◆ **TASK TO COMPLETE**
Without the pictures, write out all the lines below exactly as they appear.

◆ **RECORD EXCERPTS**
--- Begin ---

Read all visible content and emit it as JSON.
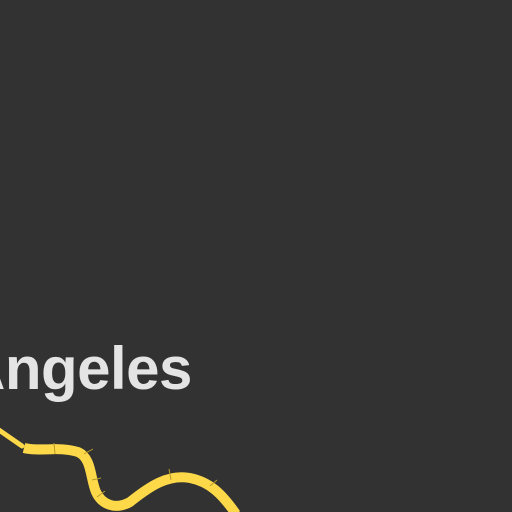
{
  "map": {
    "background_color": "#323232",
    "place_label": "Angeles",
    "label_color": "#e4e4e4",
    "highway_color": "#fdd94a",
    "highway_edge_color": "#b89a2a",
    "highway_segments": [
      {
        "name": "highway-main"
      },
      {
        "name": "highway-ramp"
      }
    ]
  }
}
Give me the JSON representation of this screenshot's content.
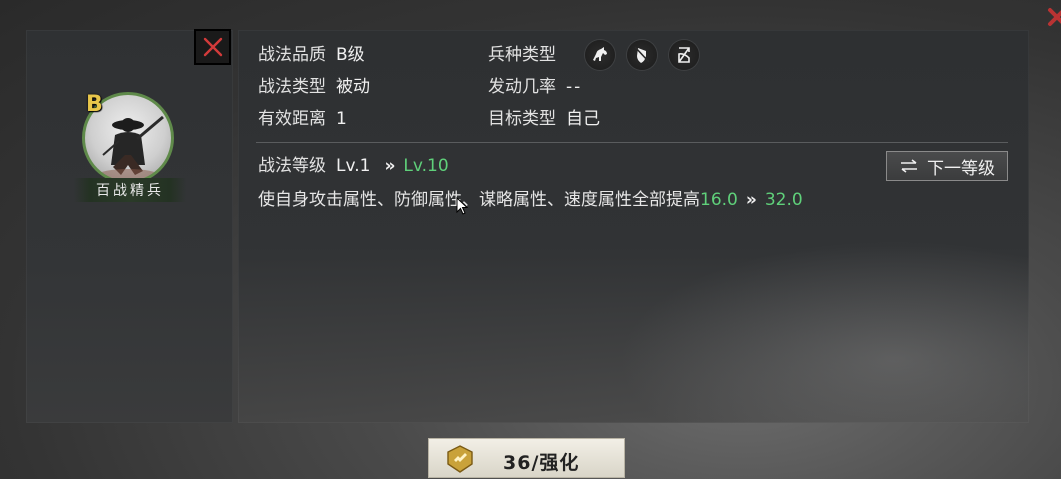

--- End ---

◆ **THE ANSWER**
Read all visible content and emit it as JSON.
{
  "map": {
    "background_color": "#323232",
    "place_label": "Angeles",
    "label_color": "#e4e4e4",
    "highway_color": "#fdd94a",
    "highway_edge_color": "#b89a2a",
    "highway_segments": [
      {
        "name": "highway-main"
      },
      {
        "name": "highway-ramp"
      }
    ]
  }
}
Give me the JSON representation of this screenshot's content.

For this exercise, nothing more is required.